=== RECORDS SHOWN ===
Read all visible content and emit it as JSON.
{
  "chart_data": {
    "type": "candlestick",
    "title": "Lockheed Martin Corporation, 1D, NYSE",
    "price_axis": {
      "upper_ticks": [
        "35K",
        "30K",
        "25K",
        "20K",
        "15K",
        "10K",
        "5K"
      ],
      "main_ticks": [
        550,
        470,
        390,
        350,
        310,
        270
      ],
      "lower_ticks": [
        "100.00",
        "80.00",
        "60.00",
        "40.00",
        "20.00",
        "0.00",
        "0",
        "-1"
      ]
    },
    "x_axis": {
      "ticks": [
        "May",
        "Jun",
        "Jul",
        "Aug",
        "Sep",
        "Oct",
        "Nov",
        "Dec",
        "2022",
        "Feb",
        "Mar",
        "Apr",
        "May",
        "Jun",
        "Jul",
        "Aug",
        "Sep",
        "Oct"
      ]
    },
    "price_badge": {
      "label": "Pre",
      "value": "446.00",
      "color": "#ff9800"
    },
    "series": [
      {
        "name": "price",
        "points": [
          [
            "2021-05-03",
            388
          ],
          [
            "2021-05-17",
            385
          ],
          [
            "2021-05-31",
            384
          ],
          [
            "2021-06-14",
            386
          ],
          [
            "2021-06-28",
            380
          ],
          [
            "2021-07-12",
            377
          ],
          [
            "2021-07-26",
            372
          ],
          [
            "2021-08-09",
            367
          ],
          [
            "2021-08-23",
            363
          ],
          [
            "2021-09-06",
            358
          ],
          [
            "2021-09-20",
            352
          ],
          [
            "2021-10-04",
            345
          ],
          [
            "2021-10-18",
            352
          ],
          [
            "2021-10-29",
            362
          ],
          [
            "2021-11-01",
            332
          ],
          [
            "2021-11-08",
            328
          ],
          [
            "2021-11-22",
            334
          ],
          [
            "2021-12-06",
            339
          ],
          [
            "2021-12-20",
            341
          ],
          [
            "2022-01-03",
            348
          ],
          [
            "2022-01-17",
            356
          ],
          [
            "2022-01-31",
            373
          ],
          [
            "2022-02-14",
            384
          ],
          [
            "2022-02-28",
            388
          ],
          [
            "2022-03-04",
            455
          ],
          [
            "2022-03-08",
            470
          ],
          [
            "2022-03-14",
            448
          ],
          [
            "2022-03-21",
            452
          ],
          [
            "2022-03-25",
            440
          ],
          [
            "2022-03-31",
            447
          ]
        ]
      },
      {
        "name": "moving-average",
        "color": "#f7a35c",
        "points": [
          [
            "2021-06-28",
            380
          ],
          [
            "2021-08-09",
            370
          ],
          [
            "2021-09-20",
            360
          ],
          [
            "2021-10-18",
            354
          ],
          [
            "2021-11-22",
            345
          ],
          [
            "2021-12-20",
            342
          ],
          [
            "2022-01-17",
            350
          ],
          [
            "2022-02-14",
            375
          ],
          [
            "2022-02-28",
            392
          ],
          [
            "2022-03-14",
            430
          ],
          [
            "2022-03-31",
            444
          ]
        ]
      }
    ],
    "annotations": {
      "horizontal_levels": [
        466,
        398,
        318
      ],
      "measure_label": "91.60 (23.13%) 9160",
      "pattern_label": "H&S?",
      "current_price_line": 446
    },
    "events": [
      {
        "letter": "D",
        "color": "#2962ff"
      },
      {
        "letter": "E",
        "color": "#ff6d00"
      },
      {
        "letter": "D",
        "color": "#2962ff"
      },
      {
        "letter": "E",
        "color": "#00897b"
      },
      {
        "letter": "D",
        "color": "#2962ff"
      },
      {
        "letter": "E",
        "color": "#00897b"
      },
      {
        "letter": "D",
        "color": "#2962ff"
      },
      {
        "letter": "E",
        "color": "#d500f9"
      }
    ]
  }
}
===
◆ WHAT YOU SHOULD DO
Print out every entry, keeping each one exact.

◆ SOLUTION TO THIS PROBLEM
Read all visible content and emit it as JSON.
{
  "chart_data": {
    "type": "candlestick",
    "title": "Lockheed Martin Corporation, 1D, NYSE",
    "price_axis": {
      "upper_ticks": [
        "35K",
        "30K",
        "25K",
        "20K",
        "15K",
        "10K",
        "5K"
      ],
      "main_ticks": [
        550,
        470,
        390,
        350,
        310,
        270
      ],
      "lower_ticks": [
        "100.00",
        "80.00",
        "60.00",
        "40.00",
        "20.00",
        "0.00",
        "0",
        "-1"
      ]
    },
    "x_axis": {
      "ticks": [
        "May",
        "Jun",
        "Jul",
        "Aug",
        "Sep",
        "Oct",
        "Nov",
        "Dec",
        "2022",
        "Feb",
        "Mar",
        "Apr",
        "May",
        "Jun",
        "Jul",
        "Aug",
        "Sep",
        "Oct"
      ]
    },
    "price_badge": {
      "label": "Pre",
      "value": "446.00",
      "color": "#ff9800"
    },
    "series": [
      {
        "name": "price",
        "points": [
          [
            "2021-05-03",
            388
          ],
          [
            "2021-05-17",
            385
          ],
          [
            "2021-05-31",
            384
          ],
          [
            "2021-06-14",
            386
          ],
          [
            "2021-06-28",
            380
          ],
          [
            "2021-07-12",
            377
          ],
          [
            "2021-07-26",
            372
          ],
          [
            "2021-08-09",
            367
          ],
          [
            "2021-08-23",
            363
          ],
          [
            "2021-09-06",
            358
          ],
          [
            "2021-09-20",
            352
          ],
          [
            "2021-10-04",
            345
          ],
          [
            "2021-10-18",
            352
          ],
          [
            "2021-10-29",
            362
          ],
          [
            "2021-11-01",
            332
          ],
          [
            "2021-11-08",
            328
          ],
          [
            "2021-11-22",
            334
          ],
          [
            "2021-12-06",
            339
          ],
          [
            "2021-12-20",
            341
          ],
          [
            "2022-01-03",
            348
          ],
          [
            "2022-01-17",
            356
          ],
          [
            "2022-01-31",
            373
          ],
          [
            "2022-02-14",
            384
          ],
          [
            "2022-02-28",
            388
          ],
          [
            "2022-03-04",
            455
          ],
          [
            "2022-03-08",
            470
          ],
          [
            "2022-03-14",
            448
          ],
          [
            "2022-03-21",
            452
          ],
          [
            "2022-03-25",
            440
          ],
          [
            "2022-03-31",
            447
          ]
        ]
      },
      {
        "name": "moving-average",
        "color": "#f7a35c",
        "points": [
          [
            "2021-06-28",
            380
          ],
          [
            "2021-08-09",
            370
          ],
          [
            "2021-09-20",
            360
          ],
          [
            "2021-10-18",
            354
          ],
          [
            "2021-11-22",
            345
          ],
          [
            "2021-12-20",
            342
          ],
          [
            "2022-01-17",
            350
          ],
          [
            "2022-02-14",
            375
          ],
          [
            "2022-02-28",
            392
          ],
          [
            "2022-03-14",
            430
          ],
          [
            "2022-03-31",
            444
          ]
        ]
      }
    ],
    "annotations": {
      "horizontal_levels": [
        466,
        398,
        318
      ],
      "measure_label": "91.60 (23.13%) 9160",
      "pattern_label": "H&S?",
      "current_price_line": 446
    },
    "events": [
      {
        "letter": "D",
        "color": "#2962ff"
      },
      {
        "letter": "E",
        "color": "#ff6d00"
      },
      {
        "letter": "D",
        "color": "#2962ff"
      },
      {
        "letter": "E",
        "color": "#00897b"
      },
      {
        "letter": "D",
        "color": "#2962ff"
      },
      {
        "letter": "E",
        "color": "#00897b"
      },
      {
        "letter": "D",
        "color": "#2962ff"
      },
      {
        "letter": "E",
        "color": "#d500f9"
      }
    ]
  }
}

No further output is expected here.